Records contained in a dataset

※

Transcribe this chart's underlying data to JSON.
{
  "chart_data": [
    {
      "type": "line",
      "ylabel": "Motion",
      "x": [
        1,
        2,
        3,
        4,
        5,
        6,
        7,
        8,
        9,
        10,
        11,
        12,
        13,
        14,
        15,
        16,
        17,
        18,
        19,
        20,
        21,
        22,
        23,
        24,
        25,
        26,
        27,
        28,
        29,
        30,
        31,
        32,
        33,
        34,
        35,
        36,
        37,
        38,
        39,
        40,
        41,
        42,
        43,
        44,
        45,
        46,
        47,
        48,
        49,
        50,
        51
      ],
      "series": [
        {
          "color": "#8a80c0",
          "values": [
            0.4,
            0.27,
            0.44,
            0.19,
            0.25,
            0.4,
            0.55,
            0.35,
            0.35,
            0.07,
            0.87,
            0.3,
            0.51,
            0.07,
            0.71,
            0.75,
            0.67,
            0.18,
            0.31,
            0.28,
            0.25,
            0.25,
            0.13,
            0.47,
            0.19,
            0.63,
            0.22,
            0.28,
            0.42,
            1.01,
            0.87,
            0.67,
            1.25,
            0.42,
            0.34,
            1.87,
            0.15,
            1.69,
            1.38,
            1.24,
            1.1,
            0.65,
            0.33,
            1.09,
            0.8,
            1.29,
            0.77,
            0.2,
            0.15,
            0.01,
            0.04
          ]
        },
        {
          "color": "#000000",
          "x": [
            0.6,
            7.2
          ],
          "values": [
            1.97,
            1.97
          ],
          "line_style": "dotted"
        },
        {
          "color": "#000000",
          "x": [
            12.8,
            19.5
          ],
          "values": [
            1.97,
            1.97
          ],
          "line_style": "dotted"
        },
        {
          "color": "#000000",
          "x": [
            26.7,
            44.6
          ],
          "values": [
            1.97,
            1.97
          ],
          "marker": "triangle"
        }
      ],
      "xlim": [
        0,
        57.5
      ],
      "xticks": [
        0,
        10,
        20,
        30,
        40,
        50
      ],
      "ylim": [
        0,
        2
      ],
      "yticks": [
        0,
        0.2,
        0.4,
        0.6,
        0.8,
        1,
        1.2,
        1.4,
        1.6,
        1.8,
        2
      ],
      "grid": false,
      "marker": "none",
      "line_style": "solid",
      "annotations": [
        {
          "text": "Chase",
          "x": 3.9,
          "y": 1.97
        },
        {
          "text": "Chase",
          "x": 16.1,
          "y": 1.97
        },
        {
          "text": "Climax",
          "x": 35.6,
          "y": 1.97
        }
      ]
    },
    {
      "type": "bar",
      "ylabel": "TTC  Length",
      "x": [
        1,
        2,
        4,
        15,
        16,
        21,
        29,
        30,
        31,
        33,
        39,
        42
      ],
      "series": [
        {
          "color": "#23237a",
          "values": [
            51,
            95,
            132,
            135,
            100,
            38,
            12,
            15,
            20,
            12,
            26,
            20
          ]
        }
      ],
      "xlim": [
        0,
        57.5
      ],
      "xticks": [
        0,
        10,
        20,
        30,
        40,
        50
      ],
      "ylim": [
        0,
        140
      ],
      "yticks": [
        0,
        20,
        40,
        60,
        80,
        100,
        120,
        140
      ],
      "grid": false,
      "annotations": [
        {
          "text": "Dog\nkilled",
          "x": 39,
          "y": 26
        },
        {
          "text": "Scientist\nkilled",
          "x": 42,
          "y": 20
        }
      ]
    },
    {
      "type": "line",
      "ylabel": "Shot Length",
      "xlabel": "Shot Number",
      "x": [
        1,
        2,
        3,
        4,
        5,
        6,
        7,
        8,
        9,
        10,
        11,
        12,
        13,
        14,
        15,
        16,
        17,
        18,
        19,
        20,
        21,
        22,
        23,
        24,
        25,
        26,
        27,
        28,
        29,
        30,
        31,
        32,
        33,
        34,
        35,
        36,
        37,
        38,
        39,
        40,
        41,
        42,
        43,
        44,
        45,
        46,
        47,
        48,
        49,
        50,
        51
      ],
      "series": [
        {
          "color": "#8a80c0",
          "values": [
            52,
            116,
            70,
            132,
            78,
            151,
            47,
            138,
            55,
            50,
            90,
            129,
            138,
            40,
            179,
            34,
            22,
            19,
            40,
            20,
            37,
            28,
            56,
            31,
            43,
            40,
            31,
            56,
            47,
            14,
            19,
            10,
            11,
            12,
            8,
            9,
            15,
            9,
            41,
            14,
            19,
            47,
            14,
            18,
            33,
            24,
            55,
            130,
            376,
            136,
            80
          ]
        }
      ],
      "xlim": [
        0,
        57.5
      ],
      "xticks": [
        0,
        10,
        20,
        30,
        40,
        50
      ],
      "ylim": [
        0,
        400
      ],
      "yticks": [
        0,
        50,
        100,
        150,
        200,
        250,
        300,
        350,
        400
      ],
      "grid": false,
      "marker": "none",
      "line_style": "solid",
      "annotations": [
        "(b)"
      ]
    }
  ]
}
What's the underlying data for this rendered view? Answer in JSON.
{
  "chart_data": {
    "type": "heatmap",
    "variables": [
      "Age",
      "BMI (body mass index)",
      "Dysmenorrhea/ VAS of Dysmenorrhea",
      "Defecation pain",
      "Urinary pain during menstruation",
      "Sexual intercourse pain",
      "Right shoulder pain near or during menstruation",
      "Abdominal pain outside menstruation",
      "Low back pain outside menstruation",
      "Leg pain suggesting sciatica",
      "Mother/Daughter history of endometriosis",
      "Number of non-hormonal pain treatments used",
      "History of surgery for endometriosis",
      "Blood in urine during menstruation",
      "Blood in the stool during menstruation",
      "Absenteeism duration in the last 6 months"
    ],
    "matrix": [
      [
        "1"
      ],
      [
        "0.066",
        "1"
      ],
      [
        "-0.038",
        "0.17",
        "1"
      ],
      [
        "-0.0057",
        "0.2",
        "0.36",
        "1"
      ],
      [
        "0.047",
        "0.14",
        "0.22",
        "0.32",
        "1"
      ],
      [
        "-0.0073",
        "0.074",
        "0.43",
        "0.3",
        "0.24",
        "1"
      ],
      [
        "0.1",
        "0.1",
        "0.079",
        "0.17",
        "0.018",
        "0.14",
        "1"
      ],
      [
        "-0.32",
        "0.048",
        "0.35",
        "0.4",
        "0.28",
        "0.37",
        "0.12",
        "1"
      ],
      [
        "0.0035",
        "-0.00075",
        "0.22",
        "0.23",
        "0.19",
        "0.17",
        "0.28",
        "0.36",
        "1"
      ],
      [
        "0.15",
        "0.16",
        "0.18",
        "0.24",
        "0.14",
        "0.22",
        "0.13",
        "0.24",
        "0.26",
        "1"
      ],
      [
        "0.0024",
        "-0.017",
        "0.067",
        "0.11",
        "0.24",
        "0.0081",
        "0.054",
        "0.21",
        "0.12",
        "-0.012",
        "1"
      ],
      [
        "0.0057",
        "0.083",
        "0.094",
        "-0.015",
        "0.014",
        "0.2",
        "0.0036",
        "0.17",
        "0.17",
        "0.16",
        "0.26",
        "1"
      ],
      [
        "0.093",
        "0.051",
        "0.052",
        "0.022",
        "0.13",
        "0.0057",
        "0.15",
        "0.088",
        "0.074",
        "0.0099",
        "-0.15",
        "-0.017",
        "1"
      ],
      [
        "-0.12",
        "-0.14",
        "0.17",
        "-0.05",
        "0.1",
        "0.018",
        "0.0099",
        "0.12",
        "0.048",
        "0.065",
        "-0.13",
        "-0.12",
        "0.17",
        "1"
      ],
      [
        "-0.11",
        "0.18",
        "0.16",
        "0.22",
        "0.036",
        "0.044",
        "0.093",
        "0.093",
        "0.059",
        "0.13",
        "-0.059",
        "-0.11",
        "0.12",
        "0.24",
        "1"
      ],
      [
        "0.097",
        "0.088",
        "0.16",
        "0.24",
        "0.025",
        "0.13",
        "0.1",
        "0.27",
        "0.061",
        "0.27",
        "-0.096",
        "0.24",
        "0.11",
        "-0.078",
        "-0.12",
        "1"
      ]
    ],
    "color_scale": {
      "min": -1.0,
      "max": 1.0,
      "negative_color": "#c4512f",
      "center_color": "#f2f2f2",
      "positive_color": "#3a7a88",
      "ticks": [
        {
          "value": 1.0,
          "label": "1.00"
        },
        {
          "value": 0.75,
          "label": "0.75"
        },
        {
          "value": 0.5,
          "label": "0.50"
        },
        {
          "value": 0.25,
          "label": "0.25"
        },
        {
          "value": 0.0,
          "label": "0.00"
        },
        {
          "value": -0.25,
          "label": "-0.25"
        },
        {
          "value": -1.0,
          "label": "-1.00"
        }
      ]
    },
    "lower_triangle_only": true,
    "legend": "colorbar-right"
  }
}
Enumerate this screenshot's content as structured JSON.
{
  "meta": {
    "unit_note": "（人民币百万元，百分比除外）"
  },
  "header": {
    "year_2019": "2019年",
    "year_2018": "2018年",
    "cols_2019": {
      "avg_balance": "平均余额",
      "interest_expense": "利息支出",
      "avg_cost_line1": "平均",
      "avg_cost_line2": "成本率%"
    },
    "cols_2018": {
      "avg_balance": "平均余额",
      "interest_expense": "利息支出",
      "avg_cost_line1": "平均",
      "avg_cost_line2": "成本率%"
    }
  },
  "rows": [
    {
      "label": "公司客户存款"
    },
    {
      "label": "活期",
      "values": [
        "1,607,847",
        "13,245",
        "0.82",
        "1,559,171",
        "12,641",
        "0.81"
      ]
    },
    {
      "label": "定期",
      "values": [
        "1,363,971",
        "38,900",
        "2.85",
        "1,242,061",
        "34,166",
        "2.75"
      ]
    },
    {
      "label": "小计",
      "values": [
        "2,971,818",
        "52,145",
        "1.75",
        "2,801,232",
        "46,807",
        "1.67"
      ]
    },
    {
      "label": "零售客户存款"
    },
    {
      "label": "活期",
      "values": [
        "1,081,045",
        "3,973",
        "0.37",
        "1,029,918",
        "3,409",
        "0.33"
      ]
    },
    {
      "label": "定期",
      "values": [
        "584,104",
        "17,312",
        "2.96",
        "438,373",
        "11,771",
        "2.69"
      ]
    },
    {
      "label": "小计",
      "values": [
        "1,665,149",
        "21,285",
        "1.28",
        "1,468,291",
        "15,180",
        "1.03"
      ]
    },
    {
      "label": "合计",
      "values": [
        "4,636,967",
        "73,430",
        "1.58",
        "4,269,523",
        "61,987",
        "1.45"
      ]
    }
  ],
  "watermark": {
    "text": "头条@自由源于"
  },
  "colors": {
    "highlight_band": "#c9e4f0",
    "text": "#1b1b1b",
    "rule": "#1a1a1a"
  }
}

※

__What to do__. Spot every line that holds "Number" and copy it.

__Response to the task__.
      "xlabel": "Shot Number",
      "Number of non-hormonal pain treatments used",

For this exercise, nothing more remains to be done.